(Dataset records)
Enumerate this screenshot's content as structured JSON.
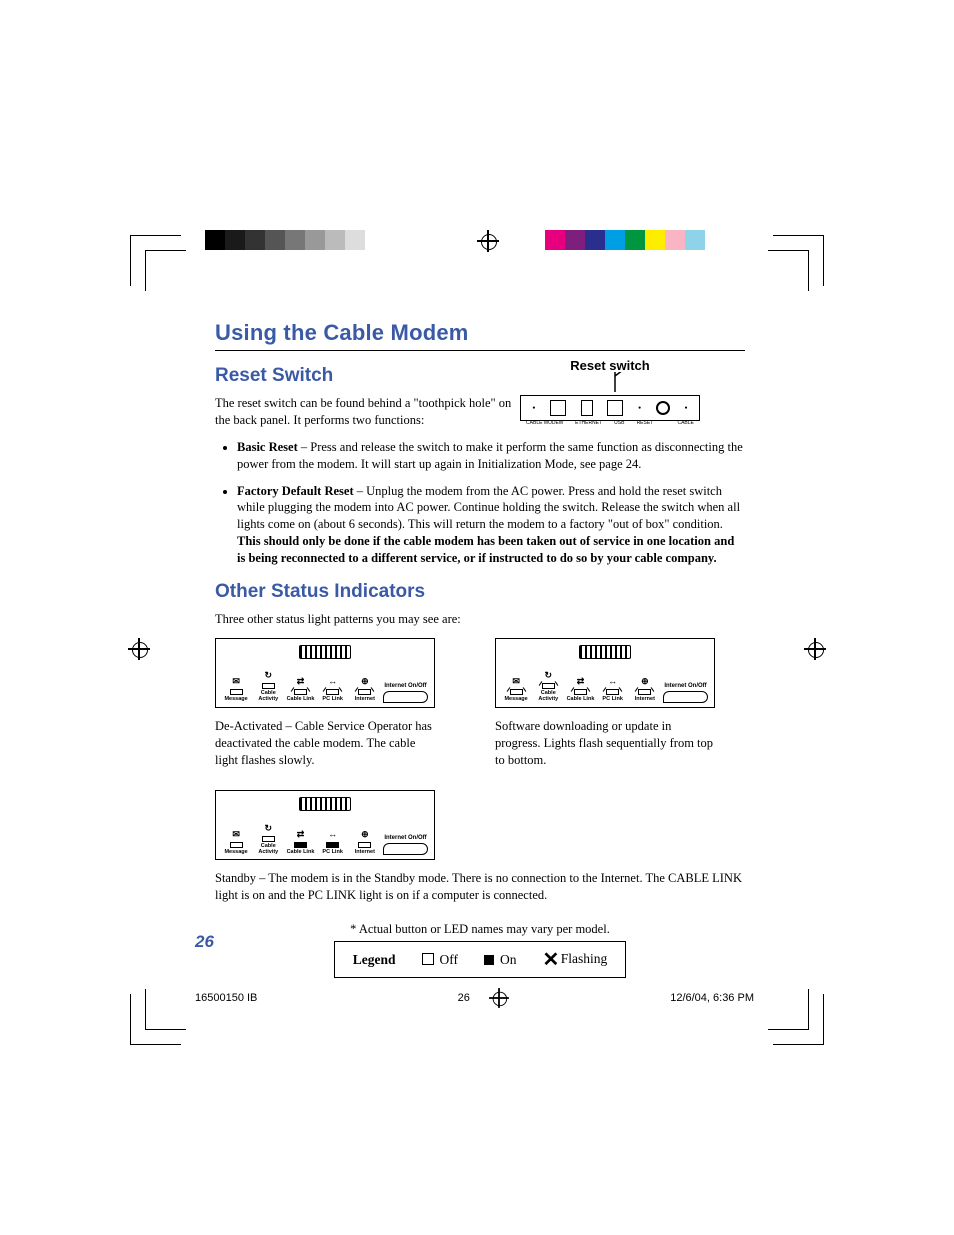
{
  "chapter_title": "Using the Cable Modem",
  "section1": {
    "title": "Reset Switch",
    "intro": "The reset switch can be found behind a \"toothpick hole\" on the back panel. It performs two functions:",
    "fig_label": "Reset switch",
    "bullets": [
      {
        "lead": "Basic Reset",
        "text": " – Press and release the switch to make it perform the same function as disconnecting the power from the modem. It will start up again in Initialization Mode, see page 24."
      },
      {
        "lead": "Factory Default Reset",
        "text_a": " – Unplug the modem from the AC power. Press and hold the reset switch while plugging the modem into AC power. Continue holding the switch. Release the switch when all lights come on (about 6 seconds). This will return the modem to a factory \"out of box\" condition. ",
        "bold": "This should only be done if the cable modem has been taken out of service in one location and is being reconnected to a different service, or if instructed to do so by your cable company."
      }
    ]
  },
  "section2": {
    "title": "Other Status Indicators",
    "intro": "Three other status light patterns you may see are:",
    "modems": [
      {
        "caption": "De-Activated – Cable Service Operator has deactivated the cable modem. The cable light  flashes slowly."
      },
      {
        "caption": "Software downloading or update in progress. Lights flash sequentially from top to bottom."
      },
      {
        "caption": "Standby – The modem is in the Standby mode. There is no connection to the Internet. The CABLE LINK light is on and the PC LINK light is on if a computer is connected."
      }
    ],
    "led_labels": [
      "Message",
      "Cable Activity",
      "Cable Link",
      "PC Link",
      "Internet"
    ],
    "onoff_label": "Internet On/Off"
  },
  "legend": {
    "note": "* Actual button or LED names may vary per model.",
    "title": "Legend",
    "off": "Off",
    "on": "On",
    "flashing": "Flashing"
  },
  "page_number": "26",
  "footer": {
    "left": "16500150 IB",
    "center": "26",
    "right": "12/6/04, 6:36 PM"
  },
  "back_panel_labels": [
    "CABLE MODEM",
    "ETHERNET",
    "USB",
    "RESET",
    "",
    "CABLE"
  ]
}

* SET TASK *
Return every line containing "caption".

* EXERCISE ANSWER *
        "caption": "De-Activated – Cable Service Operator has deactivated the cable modem. The cable light  flashes slowly."
        "caption": "Software downloading or update in progress. Lights flash sequentially from top to bottom."
        "caption": "Standby – The modem is in the Standby mode. There is no connection to the Internet. The CABLE LINK light is on and the PC LINK light is on if a computer is connected."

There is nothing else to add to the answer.